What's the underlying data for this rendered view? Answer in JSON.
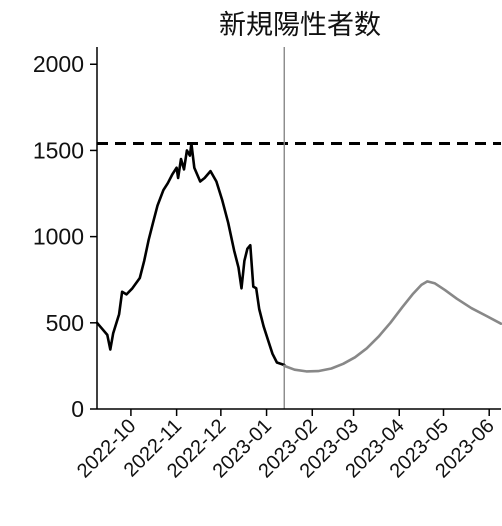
{
  "chart_data": {
    "type": "line",
    "title": "新規陽性者数",
    "xlabel": "",
    "ylabel": "",
    "xlim": [
      "2022-09-08",
      "2023-06-09"
    ],
    "ylim": [
      0,
      2100
    ],
    "y_ticks": [
      0,
      500,
      1000,
      1500,
      2000
    ],
    "x_tick_labels": [
      "2022-10",
      "2022-11",
      "2022-12",
      "2023-01",
      "2023-02",
      "2023-03",
      "2023-04",
      "2023-05",
      "2023-06"
    ],
    "x_tick_dates": [
      "2022-10-01",
      "2022-11-01",
      "2022-12-01",
      "2023-01-01",
      "2023-02-01",
      "2023-03-01",
      "2023-04-01",
      "2023-05-01",
      "2023-06-01"
    ],
    "reference_line": {
      "y": 1540,
      "style": "dashed",
      "color": "#000000"
    },
    "vertical_marker": {
      "x": "2023-01-13",
      "color": "#888888"
    },
    "series": [
      {
        "role": "observed",
        "color": "#000000",
        "points": [
          [
            "2022-09-08",
            500
          ],
          [
            "2022-09-12",
            460
          ],
          [
            "2022-09-15",
            430
          ],
          [
            "2022-09-17",
            345
          ],
          [
            "2022-09-19",
            440
          ],
          [
            "2022-09-23",
            550
          ],
          [
            "2022-09-25",
            680
          ],
          [
            "2022-09-28",
            665
          ],
          [
            "2022-10-02",
            700
          ],
          [
            "2022-10-07",
            760
          ],
          [
            "2022-10-10",
            860
          ],
          [
            "2022-10-13",
            980
          ],
          [
            "2022-10-16",
            1080
          ],
          [
            "2022-10-19",
            1180
          ],
          [
            "2022-10-23",
            1270
          ],
          [
            "2022-10-26",
            1310
          ],
          [
            "2022-10-29",
            1360
          ],
          [
            "2022-11-01",
            1400
          ],
          [
            "2022-11-02",
            1340
          ],
          [
            "2022-11-04",
            1450
          ],
          [
            "2022-11-06",
            1390
          ],
          [
            "2022-11-08",
            1500
          ],
          [
            "2022-11-10",
            1470
          ],
          [
            "2022-11-11",
            1540
          ],
          [
            "2022-11-13",
            1400
          ],
          [
            "2022-11-17",
            1320
          ],
          [
            "2022-11-20",
            1340
          ],
          [
            "2022-11-24",
            1380
          ],
          [
            "2022-11-28",
            1320
          ],
          [
            "2022-12-02",
            1210
          ],
          [
            "2022-12-06",
            1080
          ],
          [
            "2022-12-10",
            920
          ],
          [
            "2022-12-13",
            820
          ],
          [
            "2022-12-15",
            700
          ],
          [
            "2022-12-17",
            860
          ],
          [
            "2022-12-19",
            930
          ],
          [
            "2022-12-21",
            950
          ],
          [
            "2022-12-23",
            710
          ],
          [
            "2022-12-25",
            700
          ],
          [
            "2022-12-27",
            580
          ],
          [
            "2022-12-30",
            480
          ],
          [
            "2023-01-02",
            400
          ],
          [
            "2023-01-05",
            320
          ],
          [
            "2023-01-08",
            270
          ],
          [
            "2023-01-13",
            255
          ]
        ]
      },
      {
        "role": "projection",
        "color": "#888888",
        "points": [
          [
            "2023-01-13",
            250
          ],
          [
            "2023-01-20",
            228
          ],
          [
            "2023-01-28",
            218
          ],
          [
            "2023-02-05",
            220
          ],
          [
            "2023-02-14",
            235
          ],
          [
            "2023-02-22",
            262
          ],
          [
            "2023-03-02",
            300
          ],
          [
            "2023-03-10",
            352
          ],
          [
            "2023-03-18",
            420
          ],
          [
            "2023-03-26",
            500
          ],
          [
            "2023-04-03",
            590
          ],
          [
            "2023-04-10",
            665
          ],
          [
            "2023-04-16",
            720
          ],
          [
            "2023-04-20",
            740
          ],
          [
            "2023-04-25",
            730
          ],
          [
            "2023-05-02",
            690
          ],
          [
            "2023-05-10",
            640
          ],
          [
            "2023-05-20",
            585
          ],
          [
            "2023-05-30",
            540
          ],
          [
            "2023-06-09",
            495
          ]
        ]
      }
    ]
  }
}
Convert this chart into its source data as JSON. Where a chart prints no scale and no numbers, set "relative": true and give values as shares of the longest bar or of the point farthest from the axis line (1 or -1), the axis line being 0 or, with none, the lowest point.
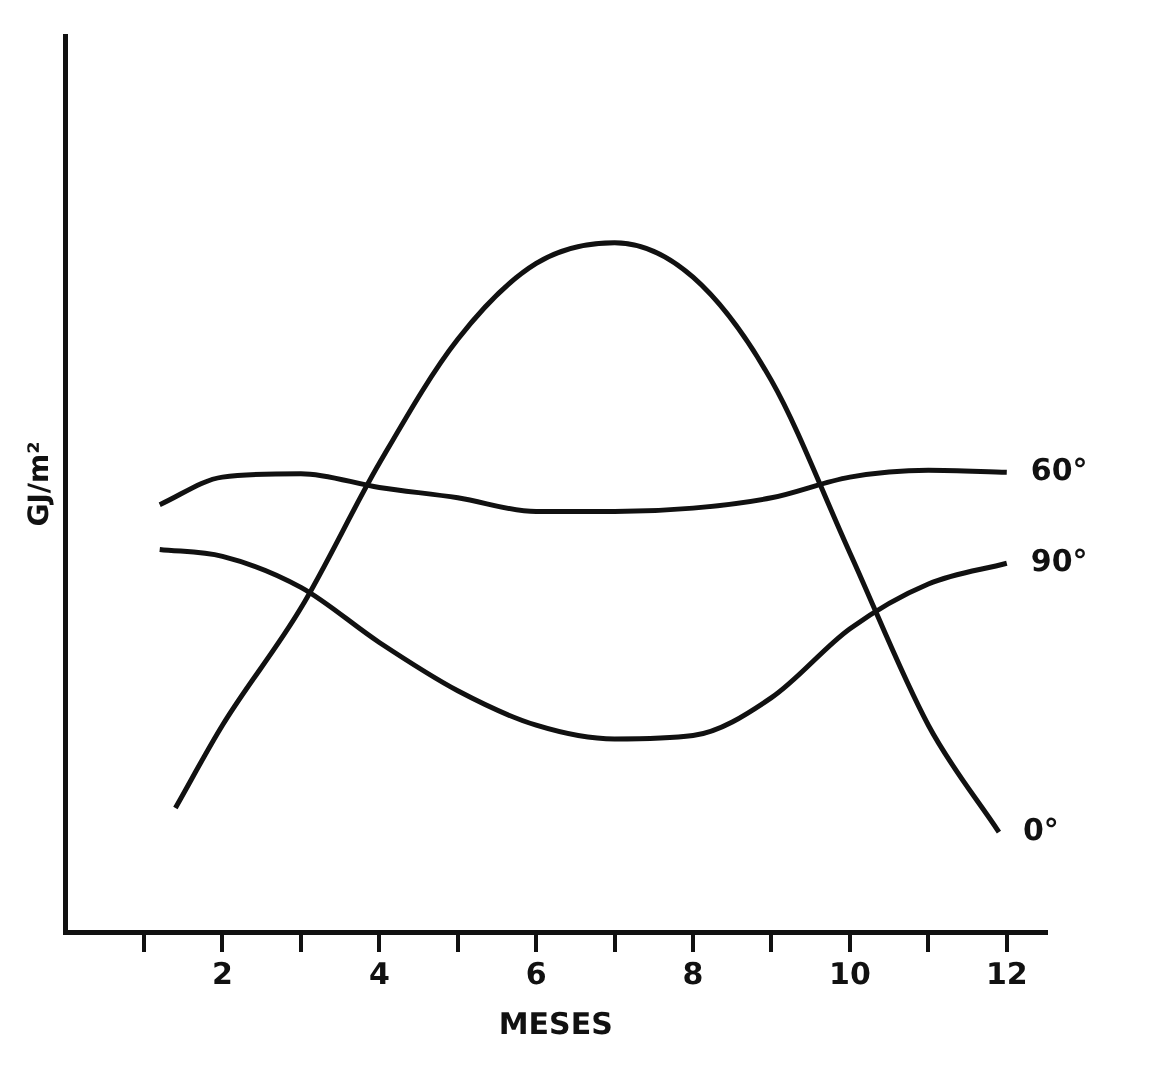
{
  "chart_data": {
    "type": "line",
    "relative": true,
    "xlabel": "MESES",
    "ylabel": "GJ/m²",
    "xlim": [
      0,
      12.5
    ],
    "xticks": [
      {
        "value": 1,
        "label": null
      },
      2,
      {
        "value": 3,
        "label": null
      },
      4,
      {
        "value": 5,
        "label": null
      },
      6,
      {
        "value": 7,
        "label": null
      },
      8,
      {
        "value": 9,
        "label": null
      },
      10,
      {
        "value": 11,
        "label": null
      },
      12
    ],
    "grid": false,
    "legend": false,
    "marker": "none",
    "line_style": "solid",
    "series": [
      {
        "name": "0°",
        "color": "#111111",
        "x": [
          1.4,
          2,
          3,
          4,
          5,
          6,
          7,
          8,
          9,
          10,
          11,
          11.9
        ],
        "values": [
          0.18,
          0.3,
          0.47,
          0.68,
          0.86,
          0.97,
          1,
          0.95,
          0.8,
          0.55,
          0.3,
          0.145
        ]
      },
      {
        "name": "60°",
        "color": "#111111",
        "x": [
          1.2,
          2,
          3,
          4,
          5,
          6,
          7,
          8,
          9,
          10,
          11,
          12
        ],
        "values": [
          0.62,
          0.66,
          0.665,
          0.645,
          0.63,
          0.61,
          0.61,
          0.615,
          0.63,
          0.66,
          0.67,
          0.667
        ]
      },
      {
        "name": "90°",
        "color": "#111111",
        "x": [
          1.2,
          2,
          3,
          4,
          5,
          6,
          7,
          8,
          9,
          10,
          11,
          12
        ],
        "values": [
          0.555,
          0.545,
          0.5,
          0.42,
          0.35,
          0.3,
          0.28,
          0.285,
          0.34,
          0.44,
          0.505,
          0.535
        ]
      }
    ]
  }
}
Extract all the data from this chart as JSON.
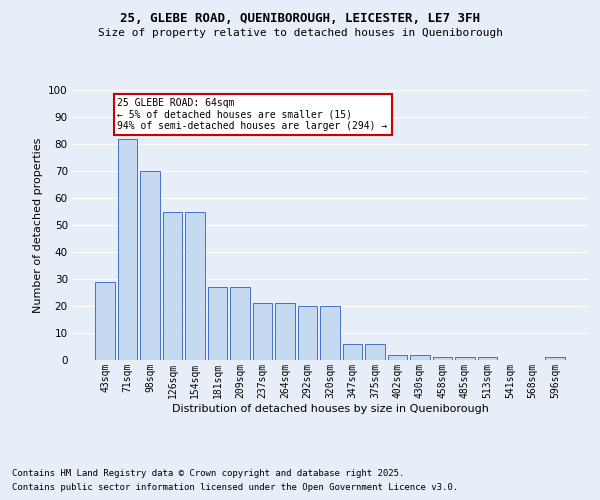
{
  "title_line1": "25, GLEBE ROAD, QUENIBOROUGH, LEICESTER, LE7 3FH",
  "title_line2": "Size of property relative to detached houses in Queniborough",
  "xlabel": "Distribution of detached houses by size in Queniborough",
  "ylabel": "Number of detached properties",
  "categories": [
    "43sqm",
    "71sqm",
    "98sqm",
    "126sqm",
    "154sqm",
    "181sqm",
    "209sqm",
    "237sqm",
    "264sqm",
    "292sqm",
    "320sqm",
    "347sqm",
    "375sqm",
    "402sqm",
    "430sqm",
    "458sqm",
    "485sqm",
    "513sqm",
    "541sqm",
    "568sqm",
    "596sqm"
  ],
  "values": [
    29,
    82,
    70,
    55,
    55,
    27,
    27,
    21,
    21,
    20,
    20,
    6,
    6,
    2,
    2,
    1,
    1,
    1,
    0,
    0,
    1
  ],
  "bar_color": "#c5d9f1",
  "bar_edge_color": "#4472c4",
  "ylim": [
    0,
    100
  ],
  "yticks": [
    0,
    10,
    20,
    30,
    40,
    50,
    60,
    70,
    80,
    90,
    100
  ],
  "annotation_title": "25 GLEBE ROAD: 64sqm",
  "annotation_line1": "← 5% of detached houses are smaller (15)",
  "annotation_line2": "94% of semi-detached houses are larger (294) →",
  "footnote1": "Contains HM Land Registry data © Crown copyright and database right 2025.",
  "footnote2": "Contains public sector information licensed under the Open Government Licence v3.0.",
  "bg_color": "#e8eef8",
  "plot_bg_color": "#e8eef8",
  "annotation_box_color": "#ffffff",
  "annotation_box_edge": "#cc0000",
  "grid_color": "#ffffff"
}
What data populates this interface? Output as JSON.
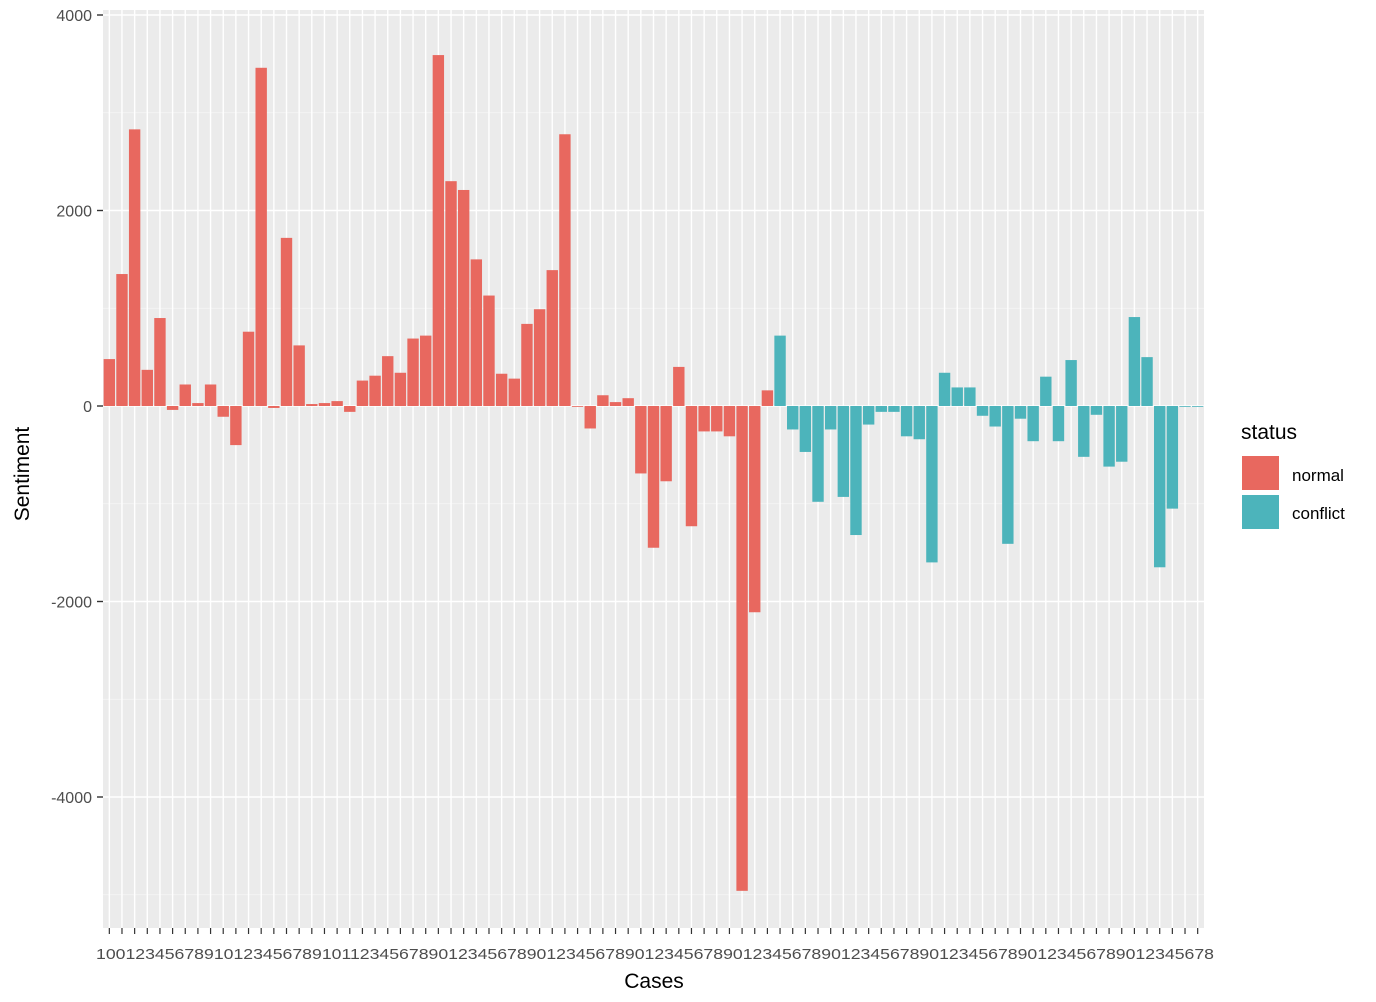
{
  "chart_data": {
    "type": "bar",
    "xlabel": "Cases",
    "ylabel": "Sentiment",
    "ylim": [
      -5000,
      4000
    ],
    "y_ticks": [
      -4000,
      -2000,
      0,
      2000,
      4000
    ],
    "grid": true,
    "legend": {
      "title": "status",
      "placement": "right",
      "entries": [
        {
          "name": "normal",
          "color": "#e8685f"
        },
        {
          "name": "conflict",
          "color": "#4cb4bb"
        }
      ]
    },
    "x_tick_text": "100123456789101234567891011234567890123456789012345678901234567890123456789012345678901234567890123456789012345678",
    "categories": [
      "1",
      "2",
      "3",
      "4",
      "5",
      "6",
      "7",
      "8",
      "9",
      "10",
      "11",
      "12",
      "13",
      "14",
      "15",
      "16",
      "17",
      "18",
      "19",
      "20",
      "21",
      "22",
      "23",
      "24",
      "25",
      "26",
      "27",
      "28",
      "29",
      "30",
      "31",
      "32",
      "33",
      "34",
      "35",
      "36",
      "37",
      "38",
      "39",
      "40",
      "41",
      "42",
      "43",
      "44",
      "45",
      "46",
      "47",
      "48",
      "49",
      "50",
      "51",
      "52",
      "53",
      "54",
      "55",
      "56",
      "57",
      "58",
      "59",
      "60",
      "61",
      "62",
      "63",
      "64",
      "65",
      "66",
      "67",
      "68",
      "69",
      "70",
      "71",
      "72",
      "73",
      "74",
      "75",
      "76",
      "77",
      "78",
      "79",
      "80",
      "81",
      "82",
      "83",
      "84",
      "85",
      "86",
      "87"
    ],
    "status": [
      "normal",
      "normal",
      "normal",
      "normal",
      "normal",
      "normal",
      "normal",
      "normal",
      "normal",
      "normal",
      "normal",
      "normal",
      "normal",
      "normal",
      "normal",
      "normal",
      "normal",
      "normal",
      "normal",
      "normal",
      "normal",
      "normal",
      "normal",
      "normal",
      "normal",
      "normal",
      "normal",
      "normal",
      "normal",
      "normal",
      "normal",
      "normal",
      "normal",
      "normal",
      "normal",
      "normal",
      "normal",
      "normal",
      "normal",
      "normal",
      "normal",
      "normal",
      "normal",
      "normal",
      "normal",
      "normal",
      "normal",
      "normal",
      "normal",
      "normal",
      "normal",
      "normal",
      "normal",
      "conflict",
      "conflict",
      "conflict",
      "conflict",
      "conflict",
      "conflict",
      "conflict",
      "conflict",
      "conflict",
      "conflict",
      "conflict",
      "conflict",
      "conflict",
      "conflict",
      "conflict",
      "conflict",
      "conflict",
      "conflict",
      "conflict",
      "conflict",
      "conflict",
      "conflict",
      "conflict",
      "conflict",
      "conflict",
      "conflict",
      "conflict",
      "conflict",
      "conflict",
      "conflict",
      "conflict",
      "conflict",
      "conflict",
      "conflict"
    ],
    "values": [
      480,
      1350,
      2830,
      370,
      900,
      -40,
      220,
      30,
      220,
      -110,
      -400,
      760,
      3460,
      -20,
      1720,
      620,
      20,
      30,
      50,
      -60,
      260,
      310,
      510,
      340,
      690,
      720,
      3590,
      2300,
      2210,
      1500,
      1130,
      330,
      280,
      840,
      990,
      1390,
      2780,
      0,
      -230,
      110,
      40,
      80,
      -690,
      -1450,
      -770,
      400,
      -1230,
      -260,
      -260,
      -310,
      -4960,
      -2110,
      160,
      720,
      -240,
      -470,
      -980,
      -240,
      -930,
      -1320,
      -190,
      -60,
      -60,
      -310,
      -340,
      -1600,
      340,
      190,
      190,
      -100,
      -210,
      -1410,
      -130,
      -360,
      300,
      -360,
      470,
      -520,
      -90,
      -620,
      -570,
      910,
      500,
      -1650,
      -1050,
      0,
      0
    ]
  }
}
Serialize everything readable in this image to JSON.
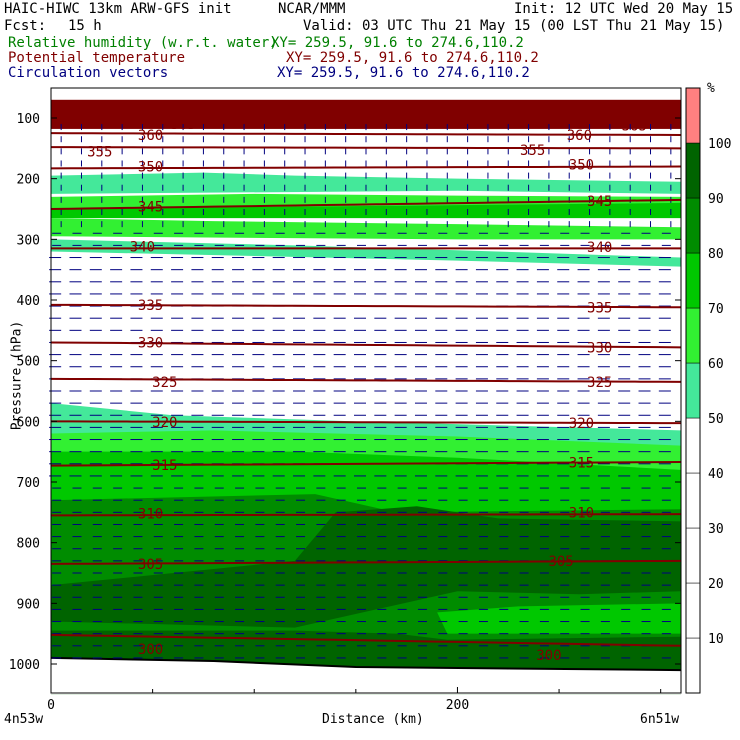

§ §

Search the data for the string "ffffff". List each line that has it.

* [RESULT OF THE EXERCISE]
  "annotation_box_color": "#ffffff",
  "grid_color": "#ffffff"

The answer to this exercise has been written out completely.